Extracts from a graphics dataset:
+ + +
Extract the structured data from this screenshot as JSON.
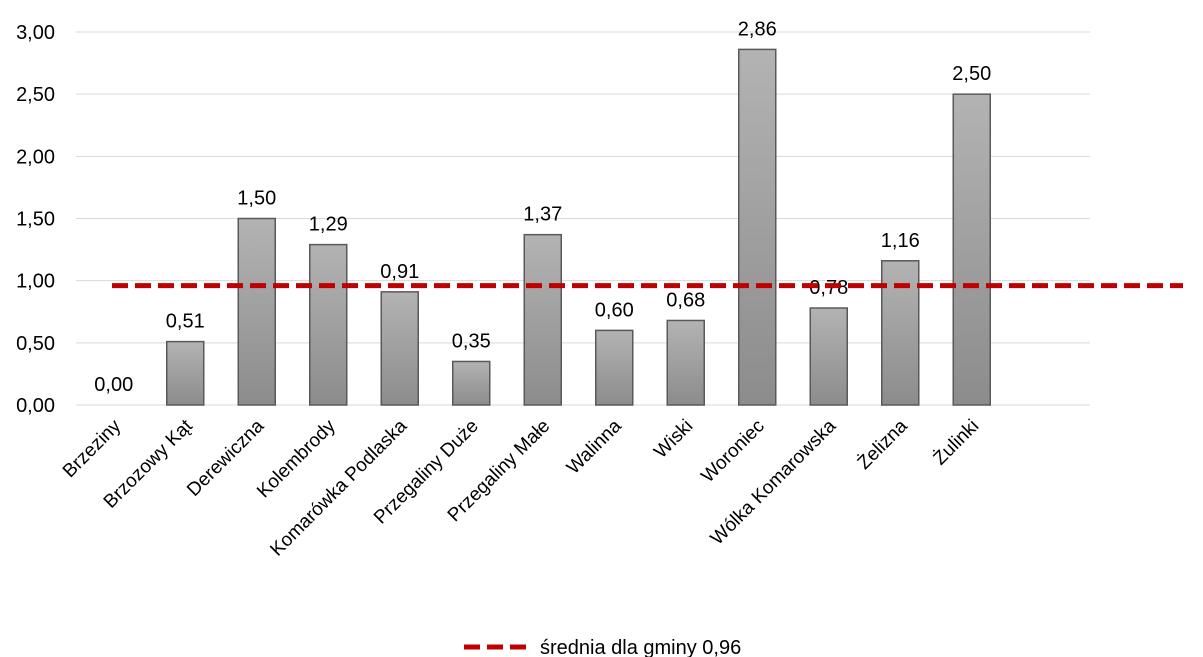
{
  "chart_data": {
    "type": "bar",
    "ylabel": "",
    "xlabel": "",
    "ylim": [
      0,
      3
    ],
    "y_ticks": [
      0,
      0.5,
      1,
      1.5,
      2,
      2.5,
      3
    ],
    "y_tick_labels": [
      "0,00",
      "0,50",
      "1,00",
      "1,50",
      "2,00",
      "2,50",
      "3,00"
    ],
    "grid": true,
    "categories": [
      "Brzeziny",
      "Brzozowy Kąt",
      "Derewiczna",
      "Kolembrody",
      "Komarówka Podlaska",
      "Przegaliny Duże",
      "Przegaliny Małe",
      "Walinna",
      "Wiski",
      "Woroniec",
      "Wólka Komarowska",
      "Żelizna",
      "Żulinki"
    ],
    "values": [
      0.0,
      0.51,
      1.5,
      1.29,
      0.91,
      0.35,
      1.37,
      0.6,
      0.68,
      2.86,
      0.78,
      1.16,
      2.5
    ],
    "value_labels": [
      "0,00",
      "0,51",
      "1,50",
      "1,29",
      "0,91",
      "0,35",
      "1,37",
      "0,60",
      "0,68",
      "2,86",
      "0,78",
      "1,16",
      "2,50"
    ],
    "reference_line": {
      "value": 0.96,
      "label": "średnia dla gminy 0,96",
      "color": "#c00000",
      "style": "dashed"
    },
    "bar_color": "#a6a6a6",
    "legend_position": "bottom"
  }
}
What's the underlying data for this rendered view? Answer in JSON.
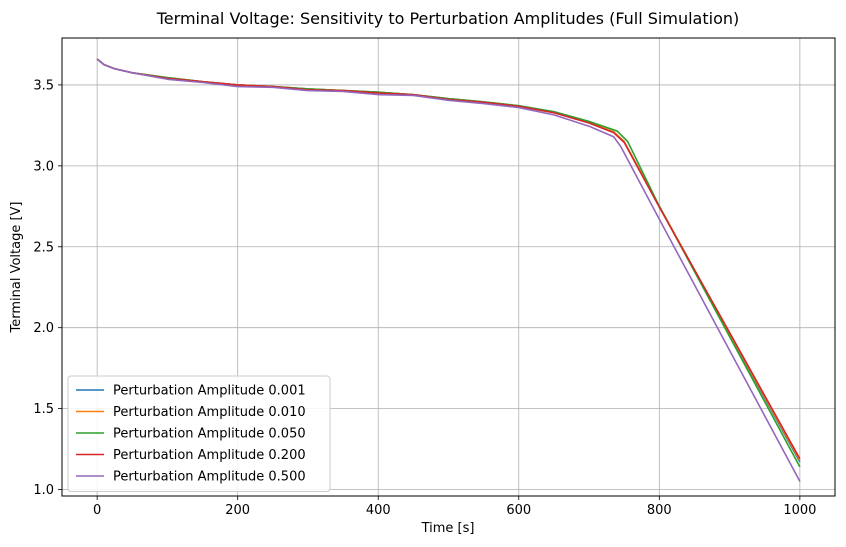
{
  "chart_data": {
    "type": "line",
    "title": "Terminal Voltage: Sensitivity to Perturbation Amplitudes (Full Simulation)",
    "xlabel": "Time [s]",
    "ylabel": "Terminal Voltage [V]",
    "xlim": [
      -50,
      1050
    ],
    "ylim": [
      0.96,
      3.79
    ],
    "xticks": [
      0,
      200,
      400,
      600,
      800,
      1000
    ],
    "yticks": [
      1.0,
      1.5,
      2.0,
      2.5,
      3.0,
      3.5
    ],
    "xtick_labels": [
      "0",
      "200",
      "400",
      "600",
      "800",
      "1000"
    ],
    "ytick_labels": [
      "1.0",
      "1.5",
      "2.0",
      "2.5",
      "3.0",
      "3.5"
    ],
    "grid": true,
    "legend_position": "lower-left",
    "series": [
      {
        "name": "Perturbation Amplitude 0.001",
        "color": "#1f77b4",
        "points": [
          [
            0,
            3.66
          ],
          [
            10,
            3.625
          ],
          [
            25,
            3.6
          ],
          [
            50,
            3.575
          ],
          [
            100,
            3.545
          ],
          [
            150,
            3.52
          ],
          [
            200,
            3.5
          ],
          [
            250,
            3.49
          ],
          [
            300,
            3.475
          ],
          [
            350,
            3.465
          ],
          [
            400,
            3.455
          ],
          [
            450,
            3.44
          ],
          [
            500,
            3.415
          ],
          [
            550,
            3.395
          ],
          [
            600,
            3.37
          ],
          [
            650,
            3.33
          ],
          [
            700,
            3.27
          ],
          [
            735,
            3.21
          ],
          [
            750,
            3.15
          ],
          [
            800,
            2.75
          ],
          [
            900,
            1.96
          ],
          [
            1000,
            1.17
          ]
        ]
      },
      {
        "name": "Perturbation Amplitude 0.010",
        "color": "#ff7f0e",
        "points": [
          [
            0,
            3.66
          ],
          [
            10,
            3.625
          ],
          [
            25,
            3.6
          ],
          [
            50,
            3.575
          ],
          [
            100,
            3.545
          ],
          [
            150,
            3.52
          ],
          [
            200,
            3.5
          ],
          [
            250,
            3.49
          ],
          [
            300,
            3.475
          ],
          [
            350,
            3.465
          ],
          [
            400,
            3.455
          ],
          [
            450,
            3.44
          ],
          [
            500,
            3.415
          ],
          [
            550,
            3.395
          ],
          [
            600,
            3.37
          ],
          [
            650,
            3.33
          ],
          [
            700,
            3.27
          ],
          [
            735,
            3.21
          ],
          [
            750,
            3.15
          ],
          [
            800,
            2.75
          ],
          [
            900,
            1.965
          ],
          [
            1000,
            1.18
          ]
        ]
      },
      {
        "name": "Perturbation Amplitude 0.050",
        "color": "#2ca02c",
        "points": [
          [
            0,
            3.66
          ],
          [
            10,
            3.625
          ],
          [
            25,
            3.6
          ],
          [
            50,
            3.575
          ],
          [
            100,
            3.545
          ],
          [
            150,
            3.52
          ],
          [
            200,
            3.5
          ],
          [
            250,
            3.49
          ],
          [
            300,
            3.475
          ],
          [
            350,
            3.465
          ],
          [
            400,
            3.455
          ],
          [
            450,
            3.44
          ],
          [
            500,
            3.415
          ],
          [
            550,
            3.395
          ],
          [
            600,
            3.372
          ],
          [
            650,
            3.335
          ],
          [
            700,
            3.275
          ],
          [
            740,
            3.215
          ],
          [
            755,
            3.15
          ],
          [
            800,
            2.75
          ],
          [
            900,
            1.945
          ],
          [
            1000,
            1.14
          ]
        ]
      },
      {
        "name": "Perturbation Amplitude 0.200",
        "color": "#d62728",
        "points": [
          [
            0,
            3.66
          ],
          [
            10,
            3.625
          ],
          [
            25,
            3.6
          ],
          [
            50,
            3.575
          ],
          [
            100,
            3.54
          ],
          [
            150,
            3.52
          ],
          [
            200,
            3.5
          ],
          [
            250,
            3.49
          ],
          [
            300,
            3.47
          ],
          [
            350,
            3.465
          ],
          [
            400,
            3.45
          ],
          [
            450,
            3.44
          ],
          [
            500,
            3.41
          ],
          [
            550,
            3.393
          ],
          [
            600,
            3.368
          ],
          [
            650,
            3.328
          ],
          [
            700,
            3.265
          ],
          [
            735,
            3.205
          ],
          [
            750,
            3.145
          ],
          [
            800,
            2.745
          ],
          [
            900,
            1.97
          ],
          [
            1000,
            1.19
          ]
        ]
      },
      {
        "name": "Perturbation Amplitude 0.500",
        "color": "#9467bd",
        "points": [
          [
            0,
            3.66
          ],
          [
            10,
            3.625
          ],
          [
            25,
            3.6
          ],
          [
            50,
            3.575
          ],
          [
            100,
            3.535
          ],
          [
            150,
            3.515
          ],
          [
            200,
            3.49
          ],
          [
            250,
            3.485
          ],
          [
            300,
            3.465
          ],
          [
            350,
            3.46
          ],
          [
            400,
            3.44
          ],
          [
            450,
            3.435
          ],
          [
            500,
            3.405
          ],
          [
            550,
            3.385
          ],
          [
            600,
            3.36
          ],
          [
            650,
            3.315
          ],
          [
            700,
            3.245
          ],
          [
            735,
            3.18
          ],
          [
            745,
            3.12
          ],
          [
            800,
            2.67
          ],
          [
            900,
            1.86
          ],
          [
            1000,
            1.05
          ]
        ]
      }
    ]
  }
}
+ + +
Written task:
Every line above should be returned exactly; the pictures stay out.

Response:
Extract the structured data from this screenshot as JSON.
{
  "chart_data": {
    "type": "bar",
    "ylabel": "",
    "xlabel": "",
    "ylim": [
      0,
      3
    ],
    "y_ticks": [
      0,
      0.5,
      1,
      1.5,
      2,
      2.5,
      3
    ],
    "y_tick_labels": [
      "0,00",
      "0,50",
      "1,00",
      "1,50",
      "2,00",
      "2,50",
      "3,00"
    ],
    "grid": true,
    "categories": [
      "Brzeziny",
      "Brzozowy Kąt",
      "Derewiczna",
      "Kolembrody",
      "Komarówka Podlaska",
      "Przegaliny Duże",
      "Przegaliny Małe",
      "Walinna",
      "Wiski",
      "Woroniec",
      "Wólka Komarowska",
      "Żelizna",
      "Żulinki"
    ],
    "values": [
      0.0,
      0.51,
      1.5,
      1.29,
      0.91,
      0.35,
      1.37,
      0.6,
      0.68,
      2.86,
      0.78,
      1.16,
      2.5
    ],
    "value_labels": [
      "0,00",
      "0,51",
      "1,50",
      "1,29",
      "0,91",
      "0,35",
      "1,37",
      "0,60",
      "0,68",
      "2,86",
      "0,78",
      "1,16",
      "2,50"
    ],
    "reference_line": {
      "value": 0.96,
      "label": "średnia dla gminy 0,96",
      "color": "#c00000",
      "style": "dashed"
    },
    "bar_color": "#a6a6a6",
    "legend_position": "bottom"
  }
}
What's the underlying data for this rendered view? Answer in JSON.
{
  "chart_data": {
    "type": "line",
    "title": "Terminal Voltage: Sensitivity to Perturbation Amplitudes (Full Simulation)",
    "xlabel": "Time [s]",
    "ylabel": "Terminal Voltage [V]",
    "xlim": [
      -50,
      1050
    ],
    "ylim": [
      0.96,
      3.79
    ],
    "xticks": [
      0,
      200,
      400,
      600,
      800,
      1000
    ],
    "yticks": [
      1.0,
      1.5,
      2.0,
      2.5,
      3.0,
      3.5
    ],
    "xtick_labels": [
      "0",
      "200",
      "400",
      "600",
      "800",
      "1000"
    ],
    "ytick_labels": [
      "1.0",
      "1.5",
      "2.0",
      "2.5",
      "3.0",
      "3.5"
    ],
    "grid": true,
    "legend_position": "lower-left",
    "series": [
      {
        "name": "Perturbation Amplitude 0.001",
        "color": "#1f77b4",
        "points": [
          [
            0,
            3.66
          ],
          [
            10,
            3.625
          ],
          [
            25,
            3.6
          ],
          [
            50,
            3.575
          ],
          [
            100,
            3.545
          ],
          [
            150,
            3.52
          ],
          [
            200,
            3.5
          ],
          [
            250,
            3.49
          ],
          [
            300,
            3.475
          ],
          [
            350,
            3.465
          ],
          [
            400,
            3.455
          ],
          [
            450,
            3.44
          ],
          [
            500,
            3.415
          ],
          [
            550,
            3.395
          ],
          [
            600,
            3.37
          ],
          [
            650,
            3.33
          ],
          [
            700,
            3.27
          ],
          [
            735,
            3.21
          ],
          [
            750,
            3.15
          ],
          [
            800,
            2.75
          ],
          [
            900,
            1.96
          ],
          [
            1000,
            1.17
          ]
        ]
      },
      {
        "name": "Perturbation Amplitude 0.010",
        "color": "#ff7f0e",
        "points": [
          [
            0,
            3.66
          ],
          [
            10,
            3.625
          ],
          [
            25,
            3.6
          ],
          [
            50,
            3.575
          ],
          [
            100,
            3.545
          ],
          [
            150,
            3.52
          ],
          [
            200,
            3.5
          ],
          [
            250,
            3.49
          ],
          [
            300,
            3.475
          ],
          [
            350,
            3.465
          ],
          [
            400,
            3.455
          ],
          [
            450,
            3.44
          ],
          [
            500,
            3.415
          ],
          [
            550,
            3.395
          ],
          [
            600,
            3.37
          ],
          [
            650,
            3.33
          ],
          [
            700,
            3.27
          ],
          [
            735,
            3.21
          ],
          [
            750,
            3.15
          ],
          [
            800,
            2.75
          ],
          [
            900,
            1.965
          ],
          [
            1000,
            1.18
          ]
        ]
      },
      {
        "name": "Perturbation Amplitude 0.050",
        "color": "#2ca02c",
        "points": [
          [
            0,
            3.66
          ],
          [
            10,
            3.625
          ],
          [
            25,
            3.6
          ],
          [
            50,
            3.575
          ],
          [
            100,
            3.545
          ],
          [
            150,
            3.52
          ],
          [
            200,
            3.5
          ],
          [
            250,
            3.49
          ],
          [
            300,
            3.475
          ],
          [
            350,
            3.465
          ],
          [
            400,
            3.455
          ],
          [
            450,
            3.44
          ],
          [
            500,
            3.415
          ],
          [
            550,
            3.395
          ],
          [
            600,
            3.372
          ],
          [
            650,
            3.335
          ],
          [
            700,
            3.275
          ],
          [
            740,
            3.215
          ],
          [
            755,
            3.15
          ],
          [
            800,
            2.75
          ],
          [
            900,
            1.945
          ],
          [
            1000,
            1.14
          ]
        ]
      },
      {
        "name": "Perturbation Amplitude 0.200",
        "color": "#d62728",
        "points": [
          [
            0,
            3.66
          ],
          [
            10,
            3.625
          ],
          [
            25,
            3.6
          ],
          [
            50,
            3.575
          ],
          [
            100,
            3.54
          ],
          [
            150,
            3.52
          ],
          [
            200,
            3.5
          ],
          [
            250,
            3.49
          ],
          [
            300,
            3.47
          ],
          [
            350,
            3.465
          ],
          [
            400,
            3.45
          ],
          [
            450,
            3.44
          ],
          [
            500,
            3.41
          ],
          [
            550,
            3.393
          ],
          [
            600,
            3.368
          ],
          [
            650,
            3.328
          ],
          [
            700,
            3.265
          ],
          [
            735,
            3.205
          ],
          [
            750,
            3.145
          ],
          [
            800,
            2.745
          ],
          [
            900,
            1.97
          ],
          [
            1000,
            1.19
          ]
        ]
      },
      {
        "name": "Perturbation Amplitude 0.500",
        "color": "#9467bd",
        "points": [
          [
            0,
            3.66
          ],
          [
            10,
            3.625
          ],
          [
            25,
            3.6
          ],
          [
            50,
            3.575
          ],
          [
            100,
            3.535
          ],
          [
            150,
            3.515
          ],
          [
            200,
            3.49
          ],
          [
            250,
            3.485
          ],
          [
            300,
            3.465
          ],
          [
            350,
            3.46
          ],
          [
            400,
            3.44
          ],
          [
            450,
            3.435
          ],
          [
            500,
            3.405
          ],
          [
            550,
            3.385
          ],
          [
            600,
            3.36
          ],
          [
            650,
            3.315
          ],
          [
            700,
            3.245
          ],
          [
            735,
            3.18
          ],
          [
            745,
            3.12
          ],
          [
            800,
            2.67
          ],
          [
            900,
            1.86
          ],
          [
            1000,
            1.05
          ]
        ]
      }
    ]
  }
}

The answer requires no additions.